Write out the entries again exactly as they are given.
──────── Data listing
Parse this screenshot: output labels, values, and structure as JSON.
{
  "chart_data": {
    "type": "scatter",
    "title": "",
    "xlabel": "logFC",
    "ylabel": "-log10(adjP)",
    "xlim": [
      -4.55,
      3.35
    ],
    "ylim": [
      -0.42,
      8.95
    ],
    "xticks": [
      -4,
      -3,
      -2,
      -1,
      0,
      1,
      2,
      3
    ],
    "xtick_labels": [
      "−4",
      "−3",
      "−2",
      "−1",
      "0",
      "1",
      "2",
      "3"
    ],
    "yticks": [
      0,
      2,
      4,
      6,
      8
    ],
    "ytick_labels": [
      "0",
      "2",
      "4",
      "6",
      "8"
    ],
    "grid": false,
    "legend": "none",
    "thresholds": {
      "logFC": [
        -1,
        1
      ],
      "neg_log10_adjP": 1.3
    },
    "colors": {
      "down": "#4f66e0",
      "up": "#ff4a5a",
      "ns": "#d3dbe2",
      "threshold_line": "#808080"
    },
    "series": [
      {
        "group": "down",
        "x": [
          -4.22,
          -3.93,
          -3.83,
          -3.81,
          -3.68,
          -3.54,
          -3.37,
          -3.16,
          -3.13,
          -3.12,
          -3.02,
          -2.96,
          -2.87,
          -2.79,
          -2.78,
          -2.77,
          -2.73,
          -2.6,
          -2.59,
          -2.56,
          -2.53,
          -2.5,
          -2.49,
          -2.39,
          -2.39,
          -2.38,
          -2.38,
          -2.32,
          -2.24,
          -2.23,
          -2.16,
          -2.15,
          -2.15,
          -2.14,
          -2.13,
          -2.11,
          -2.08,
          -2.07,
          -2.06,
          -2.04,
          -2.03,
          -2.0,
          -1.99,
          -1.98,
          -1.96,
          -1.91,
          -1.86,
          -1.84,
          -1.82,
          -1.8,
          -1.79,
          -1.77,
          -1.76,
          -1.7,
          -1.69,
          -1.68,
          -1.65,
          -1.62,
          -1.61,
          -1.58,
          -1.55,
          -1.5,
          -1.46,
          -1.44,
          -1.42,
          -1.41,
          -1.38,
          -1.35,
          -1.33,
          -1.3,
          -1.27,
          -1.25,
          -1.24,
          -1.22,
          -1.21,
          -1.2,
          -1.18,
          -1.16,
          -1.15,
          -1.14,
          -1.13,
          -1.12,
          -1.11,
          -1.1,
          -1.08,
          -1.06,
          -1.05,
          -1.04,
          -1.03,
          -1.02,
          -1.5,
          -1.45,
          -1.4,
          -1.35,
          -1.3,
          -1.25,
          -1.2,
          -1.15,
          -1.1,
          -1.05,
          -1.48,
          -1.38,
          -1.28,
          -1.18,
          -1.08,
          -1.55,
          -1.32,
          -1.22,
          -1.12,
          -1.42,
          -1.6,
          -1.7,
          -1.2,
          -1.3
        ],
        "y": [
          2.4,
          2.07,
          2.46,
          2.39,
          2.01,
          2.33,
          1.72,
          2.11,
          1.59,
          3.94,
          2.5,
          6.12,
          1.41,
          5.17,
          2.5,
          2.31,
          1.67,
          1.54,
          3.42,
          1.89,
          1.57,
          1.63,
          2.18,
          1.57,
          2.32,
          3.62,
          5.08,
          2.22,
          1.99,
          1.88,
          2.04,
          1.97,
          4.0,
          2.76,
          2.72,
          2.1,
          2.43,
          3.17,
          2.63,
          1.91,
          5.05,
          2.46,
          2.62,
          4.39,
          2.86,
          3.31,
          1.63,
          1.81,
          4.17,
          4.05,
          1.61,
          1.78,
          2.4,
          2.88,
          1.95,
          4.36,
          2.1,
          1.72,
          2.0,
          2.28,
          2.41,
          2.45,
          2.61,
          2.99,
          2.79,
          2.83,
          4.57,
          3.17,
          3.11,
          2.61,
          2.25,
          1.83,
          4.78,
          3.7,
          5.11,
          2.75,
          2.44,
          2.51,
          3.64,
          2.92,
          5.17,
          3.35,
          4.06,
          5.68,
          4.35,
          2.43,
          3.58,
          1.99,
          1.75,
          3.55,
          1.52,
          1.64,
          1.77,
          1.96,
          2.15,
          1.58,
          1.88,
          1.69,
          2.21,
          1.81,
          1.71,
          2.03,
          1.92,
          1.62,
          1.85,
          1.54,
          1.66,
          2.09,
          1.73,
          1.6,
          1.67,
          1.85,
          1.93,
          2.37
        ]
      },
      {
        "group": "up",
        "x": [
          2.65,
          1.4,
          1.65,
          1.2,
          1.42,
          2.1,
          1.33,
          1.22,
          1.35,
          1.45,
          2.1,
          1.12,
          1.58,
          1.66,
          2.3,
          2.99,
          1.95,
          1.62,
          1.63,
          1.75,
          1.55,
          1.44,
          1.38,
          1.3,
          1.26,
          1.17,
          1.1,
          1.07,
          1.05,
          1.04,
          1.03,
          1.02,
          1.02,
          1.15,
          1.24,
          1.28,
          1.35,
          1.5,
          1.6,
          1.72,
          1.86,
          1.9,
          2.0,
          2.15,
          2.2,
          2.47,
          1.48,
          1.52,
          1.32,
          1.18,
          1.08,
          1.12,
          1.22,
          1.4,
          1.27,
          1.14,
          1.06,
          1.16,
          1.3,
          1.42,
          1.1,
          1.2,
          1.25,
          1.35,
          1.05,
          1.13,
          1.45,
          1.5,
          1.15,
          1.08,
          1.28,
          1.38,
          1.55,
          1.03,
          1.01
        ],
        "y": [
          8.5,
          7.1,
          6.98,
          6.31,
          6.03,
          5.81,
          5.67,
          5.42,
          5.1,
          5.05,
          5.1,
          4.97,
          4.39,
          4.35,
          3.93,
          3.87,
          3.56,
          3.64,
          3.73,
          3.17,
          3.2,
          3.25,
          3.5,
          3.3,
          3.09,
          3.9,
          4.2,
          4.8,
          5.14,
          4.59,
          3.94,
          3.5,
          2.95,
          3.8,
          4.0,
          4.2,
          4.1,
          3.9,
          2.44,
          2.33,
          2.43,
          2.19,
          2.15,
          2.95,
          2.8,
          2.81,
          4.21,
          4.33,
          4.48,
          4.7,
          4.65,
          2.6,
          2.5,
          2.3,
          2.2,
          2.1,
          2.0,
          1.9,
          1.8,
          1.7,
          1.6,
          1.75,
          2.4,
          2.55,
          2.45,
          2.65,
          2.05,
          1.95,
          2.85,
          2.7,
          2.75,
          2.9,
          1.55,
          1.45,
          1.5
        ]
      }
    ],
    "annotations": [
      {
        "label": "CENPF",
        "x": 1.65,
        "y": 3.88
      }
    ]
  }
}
────────────────
§ **Right answer**:
Parse this screenshot: output labels, values, and structure as JSON.
{
  "chart_data": {
    "type": "scatter",
    "title": "",
    "xlabel": "logFC",
    "ylabel": "-log10(adjP)",
    "xlim": [
      -4.55,
      3.35
    ],
    "ylim": [
      -0.42,
      8.95
    ],
    "xticks": [
      -4,
      -3,
      -2,
      -1,
      0,
      1,
      2,
      3
    ],
    "xtick_labels": [
      "−4",
      "−3",
      "−2",
      "−1",
      "0",
      "1",
      "2",
      "3"
    ],
    "yticks": [
      0,
      2,
      4,
      6,
      8
    ],
    "ytick_labels": [
      "0",
      "2",
      "4",
      "6",
      "8"
    ],
    "grid": false,
    "legend": "none",
    "thresholds": {
      "logFC": [
        -1,
        1
      ],
      "neg_log10_adjP": 1.3
    },
    "colors": {
      "down": "#4f66e0",
      "up": "#ff4a5a",
      "ns": "#d3dbe2",
      "threshold_line": "#808080"
    },
    "series": [
      {
        "group": "down",
        "x": [
          -4.22,
          -3.93,
          -3.83,
          -3.81,
          -3.68,
          -3.54,
          -3.37,
          -3.16,
          -3.13,
          -3.12,
          -3.02,
          -2.96,
          -2.87,
          -2.79,
          -2.78,
          -2.77,
          -2.73,
          -2.6,
          -2.59,
          -2.56,
          -2.53,
          -2.5,
          -2.49,
          -2.39,
          -2.39,
          -2.38,
          -2.38,
          -2.32,
          -2.24,
          -2.23,
          -2.16,
          -2.15,
          -2.15,
          -2.14,
          -2.13,
          -2.11,
          -2.08,
          -2.07,
          -2.06,
          -2.04,
          -2.03,
          -2.0,
          -1.99,
          -1.98,
          -1.96,
          -1.91,
          -1.86,
          -1.84,
          -1.82,
          -1.8,
          -1.79,
          -1.77,
          -1.76,
          -1.7,
          -1.69,
          -1.68,
          -1.65,
          -1.62,
          -1.61,
          -1.58,
          -1.55,
          -1.5,
          -1.46,
          -1.44,
          -1.42,
          -1.41,
          -1.38,
          -1.35,
          -1.33,
          -1.3,
          -1.27,
          -1.25,
          -1.24,
          -1.22,
          -1.21,
          -1.2,
          -1.18,
          -1.16,
          -1.15,
          -1.14,
          -1.13,
          -1.12,
          -1.11,
          -1.1,
          -1.08,
          -1.06,
          -1.05,
          -1.04,
          -1.03,
          -1.02,
          -1.5,
          -1.45,
          -1.4,
          -1.35,
          -1.3,
          -1.25,
          -1.2,
          -1.15,
          -1.1,
          -1.05,
          -1.48,
          -1.38,
          -1.28,
          -1.18,
          -1.08,
          -1.55,
          -1.32,
          -1.22,
          -1.12,
          -1.42,
          -1.6,
          -1.7,
          -1.2,
          -1.3
        ],
        "y": [
          2.4,
          2.07,
          2.46,
          2.39,
          2.01,
          2.33,
          1.72,
          2.11,
          1.59,
          3.94,
          2.5,
          6.12,
          1.41,
          5.17,
          2.5,
          2.31,
          1.67,
          1.54,
          3.42,
          1.89,
          1.57,
          1.63,
          2.18,
          1.57,
          2.32,
          3.62,
          5.08,
          2.22,
          1.99,
          1.88,
          2.04,
          1.97,
          4.0,
          2.76,
          2.72,
          2.1,
          2.43,
          3.17,
          2.63,
          1.91,
          5.05,
          2.46,
          2.62,
          4.39,
          2.86,
          3.31,
          1.63,
          1.81,
          4.17,
          4.05,
          1.61,
          1.78,
          2.4,
          2.88,
          1.95,
          4.36,
          2.1,
          1.72,
          2.0,
          2.28,
          2.41,
          2.45,
          2.61,
          2.99,
          2.79,
          2.83,
          4.57,
          3.17,
          3.11,
          2.61,
          2.25,
          1.83,
          4.78,
          3.7,
          5.11,
          2.75,
          2.44,
          2.51,
          3.64,
          2.92,
          5.17,
          3.35,
          4.06,
          5.68,
          4.35,
          2.43,
          3.58,
          1.99,
          1.75,
          3.55,
          1.52,
          1.64,
          1.77,
          1.96,
          2.15,
          1.58,
          1.88,
          1.69,
          2.21,
          1.81,
          1.71,
          2.03,
          1.92,
          1.62,
          1.85,
          1.54,
          1.66,
          2.09,
          1.73,
          1.6,
          1.67,
          1.85,
          1.93,
          2.37
        ]
      },
      {
        "group": "up",
        "x": [
          2.65,
          1.4,
          1.65,
          1.2,
          1.42,
          2.1,
          1.33,
          1.22,
          1.35,
          1.45,
          2.1,
          1.12,
          1.58,
          1.66,
          2.3,
          2.99,
          1.95,
          1.62,
          1.63,
          1.75,
          1.55,
          1.44,
          1.38,
          1.3,
          1.26,
          1.17,
          1.1,
          1.07,
          1.05,
          1.04,
          1.03,
          1.02,
          1.02,
          1.15,
          1.24,
          1.28,
          1.35,
          1.5,
          1.6,
          1.72,
          1.86,
          1.9,
          2.0,
          2.15,
          2.2,
          2.47,
          1.48,
          1.52,
          1.32,
          1.18,
          1.08,
          1.12,
          1.22,
          1.4,
          1.27,
          1.14,
          1.06,
          1.16,
          1.3,
          1.42,
          1.1,
          1.2,
          1.25,
          1.35,
          1.05,
          1.13,
          1.45,
          1.5,
          1.15,
          1.08,
          1.28,
          1.38,
          1.55,
          1.03,
          1.01
        ],
        "y": [
          8.5,
          7.1,
          6.98,
          6.31,
          6.03,
          5.81,
          5.67,
          5.42,
          5.1,
          5.05,
          5.1,
          4.97,
          4.39,
          4.35,
          3.93,
          3.87,
          3.56,
          3.64,
          3.73,
          3.17,
          3.2,
          3.25,
          3.5,
          3.3,
          3.09,
          3.9,
          4.2,
          4.8,
          5.14,
          4.59,
          3.94,
          3.5,
          2.95,
          3.8,
          4.0,
          4.2,
          4.1,
          3.9,
          2.44,
          2.33,
          2.43,
          2.19,
          2.15,
          2.95,
          2.8,
          2.81,
          4.21,
          4.33,
          4.48,
          4.7,
          4.65,
          2.6,
          2.5,
          2.3,
          2.2,
          2.1,
          2.0,
          1.9,
          1.8,
          1.7,
          1.6,
          1.75,
          2.4,
          2.55,
          2.45,
          2.65,
          2.05,
          1.95,
          2.85,
          2.7,
          2.75,
          2.9,
          1.55,
          1.45,
          1.5
        ]
      }
    ],
    "annotations": [
      {
        "label": "CENPF",
        "x": 1.65,
        "y": 3.88
      }
    ]
  }
}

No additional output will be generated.